Adam Fox is in his sophomore NHL season. Only one defenseman in NHL history has won the Norris Trophy in his second NHL season and his name just happens to be Bobby Orr.

The Fox Hunt is on for the hardware awarded to the NHL’s best defenseman. The Fox Hunt is on for history.

He is 23 and you’d be inclined to think he has been overhyped over the last six weeks if you haven’t watched him play. But once you see him, you get it.

Once you see the way Fox breaks up plays at one end before creating them at the other, you get it. Once you see the way he avoids getting caught in traffic in the offensive zone so that he can come back and defend on a counter-attack, you get it. Once you see him no-look pass for one setup after another for the big guns, you get it. Once you see him consistently win puck battles with bigger men, you get it.

The beauty of Fox, who willed his way through paper-stops in Calgary and Carolina on his way to the place he has had his heart set on playing since he was a mere tyke, is in his subtlety. The beauty of Fox is the way his game sings.

The beauty of Fox is that he never, and that means never, sings his own praises.

Others do that for him. It wasn’t No. 23 who came up with the phrase, “Foxy Skill.” That was courtesy of Brendan Smith. Make it a hashtag. #Foxyskill.

Rangers Adam Fox NHL
Rangers defenseman Adam Fox is a contender for the Norris Trophy.
Getty Images

Is Fox, who leads NHL defensemen with 46 points and 41 assists, two and five ahead of runner-up Victor Hedman in each category, having a better year than his counterpart in Tampa Bay, who at age 30 is seeking his second Norris, and doesn’t it seem that the Swede should have more than one?

Is Fox having a better year than Washington’s perennial candidate John Carlson, who at age 31 is in search of his first Norris?

He is right there with them, that is for sure. He has been asked to do more for a team with less. He is right there with anyone, including LA’s Drew Doughty, Colorado’s Cale Makar and Vegas’ Shea Theodore.

Much of the focus on Fox has been trained on his creativity with the puck, with more on his offensive totals that popped through a consecutive 12-game stretch beginning in mid-March in which he recorded 22 points (3-19). Chicks dig the long ball, Norris voters dig high-scoring defensemen.

[Layout element annotations]
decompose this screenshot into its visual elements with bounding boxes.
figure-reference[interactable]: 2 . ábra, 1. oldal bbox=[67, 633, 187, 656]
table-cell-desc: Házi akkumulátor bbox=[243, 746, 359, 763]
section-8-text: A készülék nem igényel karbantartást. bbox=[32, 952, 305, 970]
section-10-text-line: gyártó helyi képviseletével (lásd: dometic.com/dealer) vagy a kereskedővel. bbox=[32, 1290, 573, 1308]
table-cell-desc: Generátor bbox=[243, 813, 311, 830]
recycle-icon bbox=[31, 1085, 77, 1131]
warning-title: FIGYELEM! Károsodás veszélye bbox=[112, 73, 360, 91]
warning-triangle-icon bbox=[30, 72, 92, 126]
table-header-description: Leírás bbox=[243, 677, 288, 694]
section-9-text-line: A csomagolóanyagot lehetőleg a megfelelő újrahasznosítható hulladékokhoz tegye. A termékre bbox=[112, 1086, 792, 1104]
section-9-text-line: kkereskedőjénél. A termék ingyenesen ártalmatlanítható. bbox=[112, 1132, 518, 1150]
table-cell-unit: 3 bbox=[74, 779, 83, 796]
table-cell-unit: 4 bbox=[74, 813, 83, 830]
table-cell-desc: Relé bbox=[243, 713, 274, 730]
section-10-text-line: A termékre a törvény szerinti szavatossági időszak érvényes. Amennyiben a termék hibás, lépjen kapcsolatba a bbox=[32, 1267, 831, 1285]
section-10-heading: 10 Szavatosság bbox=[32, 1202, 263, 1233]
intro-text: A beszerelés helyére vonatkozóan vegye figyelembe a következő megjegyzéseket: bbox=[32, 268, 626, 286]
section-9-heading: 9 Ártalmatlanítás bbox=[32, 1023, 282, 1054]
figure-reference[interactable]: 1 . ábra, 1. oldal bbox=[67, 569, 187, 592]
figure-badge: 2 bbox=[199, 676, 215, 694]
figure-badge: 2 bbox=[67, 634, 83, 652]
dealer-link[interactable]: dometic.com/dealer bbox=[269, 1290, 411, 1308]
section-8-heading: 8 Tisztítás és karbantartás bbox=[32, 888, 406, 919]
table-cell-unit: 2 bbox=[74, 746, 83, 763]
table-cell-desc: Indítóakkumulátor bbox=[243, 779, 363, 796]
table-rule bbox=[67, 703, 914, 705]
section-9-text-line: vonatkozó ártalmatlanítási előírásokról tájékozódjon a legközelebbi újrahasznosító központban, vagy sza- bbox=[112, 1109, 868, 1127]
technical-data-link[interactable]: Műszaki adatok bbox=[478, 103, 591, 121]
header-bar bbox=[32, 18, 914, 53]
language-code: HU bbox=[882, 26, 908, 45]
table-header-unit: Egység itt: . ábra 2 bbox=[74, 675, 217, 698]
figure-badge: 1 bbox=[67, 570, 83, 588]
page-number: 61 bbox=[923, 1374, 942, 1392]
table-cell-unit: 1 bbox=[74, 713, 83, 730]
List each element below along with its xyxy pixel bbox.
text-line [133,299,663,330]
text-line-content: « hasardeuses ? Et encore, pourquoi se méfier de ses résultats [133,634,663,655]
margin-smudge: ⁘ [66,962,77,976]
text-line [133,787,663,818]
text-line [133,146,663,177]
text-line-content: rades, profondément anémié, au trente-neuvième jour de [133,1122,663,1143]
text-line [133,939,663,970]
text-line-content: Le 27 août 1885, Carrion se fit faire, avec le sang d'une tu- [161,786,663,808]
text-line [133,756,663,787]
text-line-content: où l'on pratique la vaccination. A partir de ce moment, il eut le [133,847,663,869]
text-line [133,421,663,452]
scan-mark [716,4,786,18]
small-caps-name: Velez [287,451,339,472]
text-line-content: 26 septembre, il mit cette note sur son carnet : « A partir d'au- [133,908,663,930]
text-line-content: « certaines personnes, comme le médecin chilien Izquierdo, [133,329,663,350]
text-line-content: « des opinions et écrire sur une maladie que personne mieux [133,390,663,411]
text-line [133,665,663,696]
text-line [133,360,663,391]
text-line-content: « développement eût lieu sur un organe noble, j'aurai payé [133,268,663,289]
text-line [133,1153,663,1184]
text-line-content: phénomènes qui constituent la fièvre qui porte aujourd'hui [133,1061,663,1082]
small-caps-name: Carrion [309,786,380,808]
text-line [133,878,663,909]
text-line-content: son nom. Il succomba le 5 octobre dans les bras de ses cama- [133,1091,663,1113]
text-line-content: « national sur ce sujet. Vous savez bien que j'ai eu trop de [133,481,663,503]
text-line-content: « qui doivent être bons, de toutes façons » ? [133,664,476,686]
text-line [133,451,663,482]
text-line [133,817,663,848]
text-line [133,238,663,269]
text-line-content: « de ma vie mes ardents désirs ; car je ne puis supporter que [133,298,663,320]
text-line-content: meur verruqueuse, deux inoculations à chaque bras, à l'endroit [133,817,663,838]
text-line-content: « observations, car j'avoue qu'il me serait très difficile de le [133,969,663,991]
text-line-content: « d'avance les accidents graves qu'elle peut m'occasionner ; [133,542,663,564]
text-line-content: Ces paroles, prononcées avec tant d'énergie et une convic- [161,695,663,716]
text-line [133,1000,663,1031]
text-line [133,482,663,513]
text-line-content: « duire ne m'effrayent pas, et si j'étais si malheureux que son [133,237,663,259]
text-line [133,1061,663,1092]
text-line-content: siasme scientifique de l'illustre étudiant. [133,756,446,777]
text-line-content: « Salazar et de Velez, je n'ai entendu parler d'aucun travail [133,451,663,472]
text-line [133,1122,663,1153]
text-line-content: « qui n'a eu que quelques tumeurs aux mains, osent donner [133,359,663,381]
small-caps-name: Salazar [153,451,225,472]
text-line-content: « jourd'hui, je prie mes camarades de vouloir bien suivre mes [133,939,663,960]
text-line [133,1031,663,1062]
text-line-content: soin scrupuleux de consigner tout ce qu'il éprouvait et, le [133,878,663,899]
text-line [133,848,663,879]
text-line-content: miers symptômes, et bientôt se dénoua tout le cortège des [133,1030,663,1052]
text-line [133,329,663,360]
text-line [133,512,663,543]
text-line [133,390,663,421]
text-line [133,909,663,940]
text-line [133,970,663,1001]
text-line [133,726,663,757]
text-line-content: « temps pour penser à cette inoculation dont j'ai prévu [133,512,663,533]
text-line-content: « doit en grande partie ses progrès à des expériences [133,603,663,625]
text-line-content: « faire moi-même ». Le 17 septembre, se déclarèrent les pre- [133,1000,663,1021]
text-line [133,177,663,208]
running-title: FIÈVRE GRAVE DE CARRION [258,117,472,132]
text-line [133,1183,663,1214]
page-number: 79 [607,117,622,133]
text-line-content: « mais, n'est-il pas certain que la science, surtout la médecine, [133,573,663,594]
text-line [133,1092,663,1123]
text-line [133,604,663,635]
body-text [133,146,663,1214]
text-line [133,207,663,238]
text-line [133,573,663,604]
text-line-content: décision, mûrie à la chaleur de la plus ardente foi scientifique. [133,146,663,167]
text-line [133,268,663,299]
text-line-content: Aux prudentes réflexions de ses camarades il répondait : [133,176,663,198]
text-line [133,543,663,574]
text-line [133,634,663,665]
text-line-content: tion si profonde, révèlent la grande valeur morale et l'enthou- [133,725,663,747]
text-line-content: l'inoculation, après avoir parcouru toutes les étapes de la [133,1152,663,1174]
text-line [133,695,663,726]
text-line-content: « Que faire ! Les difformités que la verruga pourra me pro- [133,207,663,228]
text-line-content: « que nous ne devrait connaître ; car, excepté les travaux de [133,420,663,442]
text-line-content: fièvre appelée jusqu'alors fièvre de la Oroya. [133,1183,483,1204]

● PROBLEMS AND TASKS:
• A. Edit the stretch of the Adam Fox article from "He is right there with them, that" through "dig high-scoring defensemen.", changing "creativity" to "vision".
• B. In the Adam Fox article, who came up with the phrase "Foxy Skill"?
Answer using only the Adam Fox article, not the rows.

● TASK-BY-TASK OUTPUTS:
• A.
He is right there with them, that is for sure. He has been asked to do more for a team with less. He is right there with anyone, including LA’s Drew Doughty, Colorado’s Cale Makar and Vegas’ Shea Theodore.

Much of the focus on Fox has been trained on his vision with the puck, with more on his offensive totals that popped through a consecutive 12-game stretch beginning in mid-March in which he recorded 22 points (3-19). Chicks dig the long ball, Norris voters dig high-scoring defensemen.

• B. Brendan Smith